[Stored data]
● ● ● ●
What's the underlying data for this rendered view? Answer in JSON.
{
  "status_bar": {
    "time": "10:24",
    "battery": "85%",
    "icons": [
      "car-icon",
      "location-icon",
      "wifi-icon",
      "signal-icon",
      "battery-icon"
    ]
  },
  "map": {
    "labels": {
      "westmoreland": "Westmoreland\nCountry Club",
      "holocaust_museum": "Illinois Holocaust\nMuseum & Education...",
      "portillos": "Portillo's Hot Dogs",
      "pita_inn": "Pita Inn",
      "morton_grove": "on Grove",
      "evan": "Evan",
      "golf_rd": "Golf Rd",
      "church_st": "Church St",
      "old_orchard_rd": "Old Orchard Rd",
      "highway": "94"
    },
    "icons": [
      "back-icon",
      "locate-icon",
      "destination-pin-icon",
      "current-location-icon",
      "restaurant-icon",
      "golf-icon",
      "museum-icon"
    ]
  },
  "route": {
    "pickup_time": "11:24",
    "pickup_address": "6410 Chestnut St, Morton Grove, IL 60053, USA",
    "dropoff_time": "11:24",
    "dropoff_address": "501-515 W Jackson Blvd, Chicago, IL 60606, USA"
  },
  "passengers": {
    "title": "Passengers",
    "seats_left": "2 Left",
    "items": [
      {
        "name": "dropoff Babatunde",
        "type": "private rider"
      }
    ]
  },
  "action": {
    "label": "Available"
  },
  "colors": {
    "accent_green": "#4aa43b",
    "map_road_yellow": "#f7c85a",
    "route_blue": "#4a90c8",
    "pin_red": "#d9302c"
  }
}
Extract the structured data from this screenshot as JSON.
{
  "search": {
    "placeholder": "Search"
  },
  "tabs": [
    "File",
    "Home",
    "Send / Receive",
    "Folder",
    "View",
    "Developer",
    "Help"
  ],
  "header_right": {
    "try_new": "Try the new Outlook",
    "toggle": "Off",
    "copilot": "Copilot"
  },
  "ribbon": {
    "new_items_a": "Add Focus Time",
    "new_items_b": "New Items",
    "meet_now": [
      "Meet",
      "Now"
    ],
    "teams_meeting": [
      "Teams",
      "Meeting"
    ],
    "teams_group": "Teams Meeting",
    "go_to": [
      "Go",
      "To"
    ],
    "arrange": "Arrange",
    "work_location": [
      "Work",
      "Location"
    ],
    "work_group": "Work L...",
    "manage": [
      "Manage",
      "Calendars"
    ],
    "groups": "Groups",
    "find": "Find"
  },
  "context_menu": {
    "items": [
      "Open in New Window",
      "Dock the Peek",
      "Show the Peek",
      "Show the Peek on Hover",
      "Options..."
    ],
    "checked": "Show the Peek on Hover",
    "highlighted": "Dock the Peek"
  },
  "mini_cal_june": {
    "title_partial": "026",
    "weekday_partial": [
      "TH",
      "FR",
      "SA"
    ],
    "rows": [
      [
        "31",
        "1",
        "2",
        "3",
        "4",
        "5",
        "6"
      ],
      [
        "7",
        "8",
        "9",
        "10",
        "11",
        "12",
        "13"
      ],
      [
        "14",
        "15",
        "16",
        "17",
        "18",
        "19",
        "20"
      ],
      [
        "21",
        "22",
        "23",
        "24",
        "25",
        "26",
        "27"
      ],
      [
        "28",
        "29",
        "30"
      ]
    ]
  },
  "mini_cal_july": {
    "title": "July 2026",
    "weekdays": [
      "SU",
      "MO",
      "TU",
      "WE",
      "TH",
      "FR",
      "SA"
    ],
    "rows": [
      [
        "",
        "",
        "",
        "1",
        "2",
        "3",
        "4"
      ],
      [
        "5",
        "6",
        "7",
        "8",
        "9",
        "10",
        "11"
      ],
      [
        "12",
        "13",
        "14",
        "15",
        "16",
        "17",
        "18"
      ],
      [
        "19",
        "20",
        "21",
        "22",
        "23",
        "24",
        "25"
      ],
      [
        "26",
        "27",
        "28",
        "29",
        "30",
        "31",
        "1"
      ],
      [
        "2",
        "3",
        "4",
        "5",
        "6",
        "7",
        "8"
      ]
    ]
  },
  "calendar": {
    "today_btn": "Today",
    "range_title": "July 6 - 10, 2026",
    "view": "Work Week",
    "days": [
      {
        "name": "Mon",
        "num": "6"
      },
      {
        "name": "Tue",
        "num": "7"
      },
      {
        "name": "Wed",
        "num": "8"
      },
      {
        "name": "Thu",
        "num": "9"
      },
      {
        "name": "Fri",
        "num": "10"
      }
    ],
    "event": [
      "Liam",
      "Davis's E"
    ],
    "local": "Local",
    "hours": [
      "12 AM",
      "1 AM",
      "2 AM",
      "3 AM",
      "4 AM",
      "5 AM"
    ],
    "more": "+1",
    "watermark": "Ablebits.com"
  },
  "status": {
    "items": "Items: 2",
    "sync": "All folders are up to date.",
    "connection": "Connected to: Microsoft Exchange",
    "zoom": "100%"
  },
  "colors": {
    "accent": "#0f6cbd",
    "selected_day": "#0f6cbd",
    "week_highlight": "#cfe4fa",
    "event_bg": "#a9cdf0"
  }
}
● ● ● ●
Go through the listing and copy all of it exactly.

What's the underlying data for this rendered view? Answer in JSON.
{
  "status_bar": {
    "time": "10:24",
    "battery": "85%",
    "icons": [
      "car-icon",
      "location-icon",
      "wifi-icon",
      "signal-icon",
      "battery-icon"
    ]
  },
  "map": {
    "labels": {
      "westmoreland": "Westmoreland\nCountry Club",
      "holocaust_museum": "Illinois Holocaust\nMuseum & Education...",
      "portillos": "Portillo's Hot Dogs",
      "pita_inn": "Pita Inn",
      "morton_grove": "on Grove",
      "evan": "Evan",
      "golf_rd": "Golf Rd",
      "church_st": "Church St",
      "old_orchard_rd": "Old Orchard Rd",
      "highway": "94"
    },
    "icons": [
      "back-icon",
      "locate-icon",
      "destination-pin-icon",
      "current-location-icon",
      "restaurant-icon",
      "golf-icon",
      "museum-icon"
    ]
  },
  "route": {
    "pickup_time": "11:24",
    "pickup_address": "6410 Chestnut St, Morton Grove, IL 60053, USA",
    "dropoff_time": "11:24",
    "dropoff_address": "501-515 W Jackson Blvd, Chicago, IL 60606, USA"
  },
  "passengers": {
    "title": "Passengers",
    "seats_left": "2 Left",
    "items": [
      {
        "name": "dropoff Babatunde",
        "type": "private rider"
      }
    ]
  },
  "action": {
    "label": "Available"
  },
  "colors": {
    "accent_green": "#4aa43b",
    "map_road_yellow": "#f7c85a",
    "route_blue": "#4a90c8",
    "pin_red": "#d9302c"
  }
}
Extract the structured data from this screenshot as JSON.
{
  "search": {
    "placeholder": "Search"
  },
  "tabs": [
    "File",
    "Home",
    "Send / Receive",
    "Folder",
    "View",
    "Developer",
    "Help"
  ],
  "header_right": {
    "try_new": "Try the new Outlook",
    "toggle": "Off",
    "copilot": "Copilot"
  },
  "ribbon": {
    "new_items_a": "Add Focus Time",
    "new_items_b": "New Items",
    "meet_now": [
      "Meet",
      "Now"
    ],
    "teams_meeting": [
      "Teams",
      "Meeting"
    ],
    "teams_group": "Teams Meeting",
    "go_to": [
      "Go",
      "To"
    ],
    "arrange": "Arrange",
    "work_location": [
      "Work",
      "Location"
    ],
    "work_group": "Work L...",
    "manage": [
      "Manage",
      "Calendars"
    ],
    "groups": "Groups",
    "find": "Find"
  },
  "context_menu": {
    "items": [
      "Open in New Window",
      "Dock the Peek",
      "Show the Peek",
      "Show the Peek on Hover",
      "Options..."
    ],
    "checked": "Show the Peek on Hover",
    "highlighted": "Dock the Peek"
  },
  "mini_cal_june": {
    "title_partial": "026",
    "weekday_partial": [
      "TH",
      "FR",
      "SA"
    ],
    "rows": [
      [
        "31",
        "1",
        "2",
        "3",
        "4",
        "5",
        "6"
      ],
      [
        "7",
        "8",
        "9",
        "10",
        "11",
        "12",
        "13"
      ],
      [
        "14",
        "15",
        "16",
        "17",
        "18",
        "19",
        "20"
      ],
      [
        "21",
        "22",
        "23",
        "24",
        "25",
        "26",
        "27"
      ],
      [
        "28",
        "29",
        "30"
      ]
    ]
  },
  "mini_cal_july": {
    "title": "July 2026",
    "weekdays": [
      "SU",
      "MO",
      "TU",
      "WE",
      "TH",
      "FR",
      "SA"
    ],
    "rows": [
      [
        "",
        "",
        "",
        "1",
        "2",
        "3",
        "4"
      ],
      [
        "5",
        "6",
        "7",
        "8",
        "9",
        "10",
        "11"
      ],
      [
        "12",
        "13",
        "14",
        "15",
        "16",
        "17",
        "18"
      ],
      [
        "19",
        "20",
        "21",
        "22",
        "23",
        "24",
        "25"
      ],
      [
        "26",
        "27",
        "28",
        "29",
        "30",
        "31",
        "1"
      ],
      [
        "2",
        "3",
        "4",
        "5",
        "6",
        "7",
        "8"
      ]
    ]
  },
  "calendar": {
    "today_btn": "Today",
    "range_title": "July 6 - 10, 2026",
    "view": "Work Week",
    "days": [
      {
        "name": "Mon",
        "num": "6"
      },
      {
        "name": "Tue",
        "num": "7"
      },
      {
        "name": "Wed",
        "num": "8"
      },
      {
        "name": "Thu",
        "num": "9"
      },
      {
        "name": "Fri",
        "num": "10"
      }
    ],
    "event": [
      "Liam",
      "Davis's E"
    ],
    "local": "Local",
    "hours": [
      "12 AM",
      "1 AM",
      "2 AM",
      "3 AM",
      "4 AM",
      "5 AM"
    ],
    "more": "+1",
    "watermark": "Ablebits.com"
  },
  "status": {
    "items": "Items: 2",
    "sync": "All folders are up to date.",
    "connection": "Connected to: Microsoft Exchange",
    "zoom": "100%"
  },
  "colors": {
    "accent": "#0f6cbd",
    "selected_day": "#0f6cbd",
    "week_highlight": "#cfe4fa",
    "event_bg": "#a9cdf0"
  }
}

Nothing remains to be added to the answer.